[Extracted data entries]
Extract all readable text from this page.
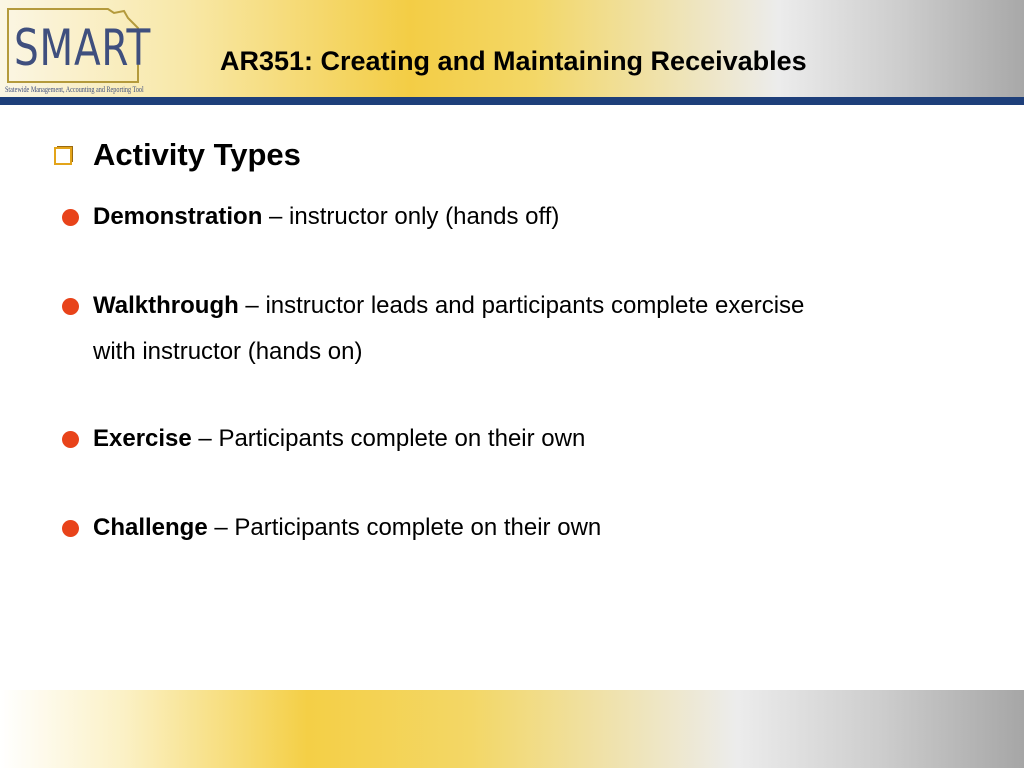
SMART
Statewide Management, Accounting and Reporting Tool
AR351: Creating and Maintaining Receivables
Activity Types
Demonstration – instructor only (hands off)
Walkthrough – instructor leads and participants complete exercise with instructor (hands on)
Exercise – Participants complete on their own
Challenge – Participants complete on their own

* * *

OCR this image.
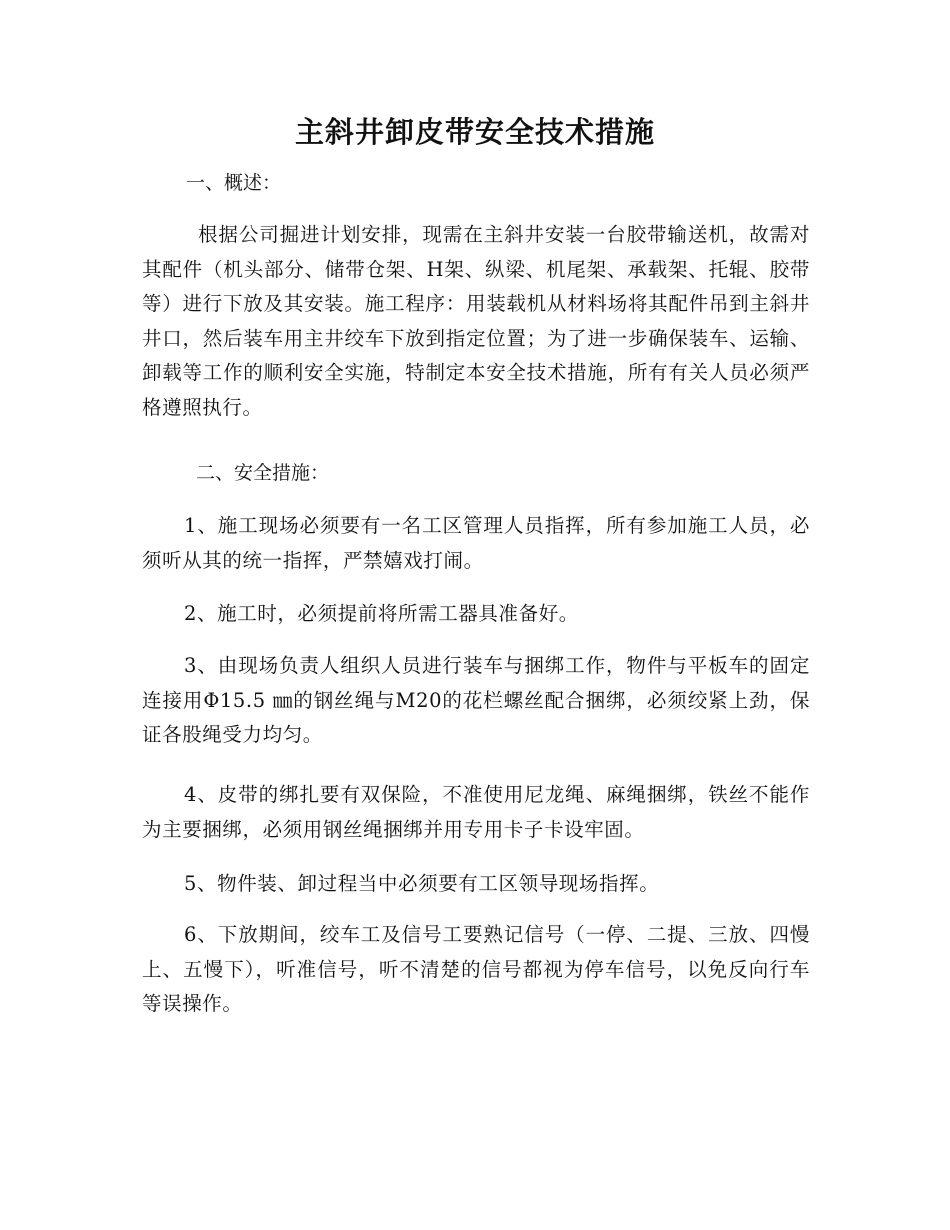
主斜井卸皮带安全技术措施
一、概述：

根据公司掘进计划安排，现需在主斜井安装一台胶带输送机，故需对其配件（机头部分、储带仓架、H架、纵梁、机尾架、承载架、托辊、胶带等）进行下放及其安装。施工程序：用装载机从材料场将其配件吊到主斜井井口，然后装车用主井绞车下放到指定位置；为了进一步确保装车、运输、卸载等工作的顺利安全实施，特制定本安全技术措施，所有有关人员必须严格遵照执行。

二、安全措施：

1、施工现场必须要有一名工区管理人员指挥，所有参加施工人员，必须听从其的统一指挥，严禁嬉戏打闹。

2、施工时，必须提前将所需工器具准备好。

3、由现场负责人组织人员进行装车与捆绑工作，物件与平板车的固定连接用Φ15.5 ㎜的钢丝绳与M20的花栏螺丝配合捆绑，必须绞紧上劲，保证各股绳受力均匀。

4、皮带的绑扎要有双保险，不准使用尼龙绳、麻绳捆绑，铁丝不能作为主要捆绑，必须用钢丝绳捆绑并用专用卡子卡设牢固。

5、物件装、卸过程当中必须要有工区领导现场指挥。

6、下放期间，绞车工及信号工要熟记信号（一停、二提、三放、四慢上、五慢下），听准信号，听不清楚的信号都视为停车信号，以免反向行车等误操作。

--

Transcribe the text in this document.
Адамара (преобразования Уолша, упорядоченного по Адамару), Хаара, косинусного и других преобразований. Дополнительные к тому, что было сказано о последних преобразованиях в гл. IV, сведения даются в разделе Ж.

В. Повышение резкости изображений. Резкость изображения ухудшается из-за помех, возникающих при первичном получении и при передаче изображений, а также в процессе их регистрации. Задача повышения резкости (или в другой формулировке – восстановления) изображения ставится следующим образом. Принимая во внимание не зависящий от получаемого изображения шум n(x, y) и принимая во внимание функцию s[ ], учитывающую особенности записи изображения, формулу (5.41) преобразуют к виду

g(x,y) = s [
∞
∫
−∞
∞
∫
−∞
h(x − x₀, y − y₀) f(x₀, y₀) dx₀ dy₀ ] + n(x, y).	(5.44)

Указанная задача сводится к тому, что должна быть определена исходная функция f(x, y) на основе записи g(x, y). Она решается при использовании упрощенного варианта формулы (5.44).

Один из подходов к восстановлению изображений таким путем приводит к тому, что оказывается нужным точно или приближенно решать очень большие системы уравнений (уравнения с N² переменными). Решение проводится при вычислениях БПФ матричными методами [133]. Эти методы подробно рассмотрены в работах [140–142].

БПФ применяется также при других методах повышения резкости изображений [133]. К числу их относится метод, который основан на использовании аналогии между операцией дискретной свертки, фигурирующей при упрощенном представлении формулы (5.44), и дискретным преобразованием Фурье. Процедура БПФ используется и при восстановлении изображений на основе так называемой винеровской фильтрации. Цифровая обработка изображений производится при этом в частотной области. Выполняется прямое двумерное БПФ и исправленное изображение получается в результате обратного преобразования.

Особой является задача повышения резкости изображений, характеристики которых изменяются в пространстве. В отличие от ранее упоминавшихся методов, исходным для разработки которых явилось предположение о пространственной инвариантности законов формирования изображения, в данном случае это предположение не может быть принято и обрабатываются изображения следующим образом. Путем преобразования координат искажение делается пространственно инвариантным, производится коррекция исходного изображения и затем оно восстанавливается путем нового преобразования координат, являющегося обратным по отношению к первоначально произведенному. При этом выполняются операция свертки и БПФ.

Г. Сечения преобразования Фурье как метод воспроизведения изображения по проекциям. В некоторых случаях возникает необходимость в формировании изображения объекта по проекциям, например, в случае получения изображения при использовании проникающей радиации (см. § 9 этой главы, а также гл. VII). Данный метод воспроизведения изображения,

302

GOAL OF THE EXERCISE:
Pick out every line above that contains the word "text" and copy it.

RESULT:
Extract all readable text from this page.
Transcribe the text in this document.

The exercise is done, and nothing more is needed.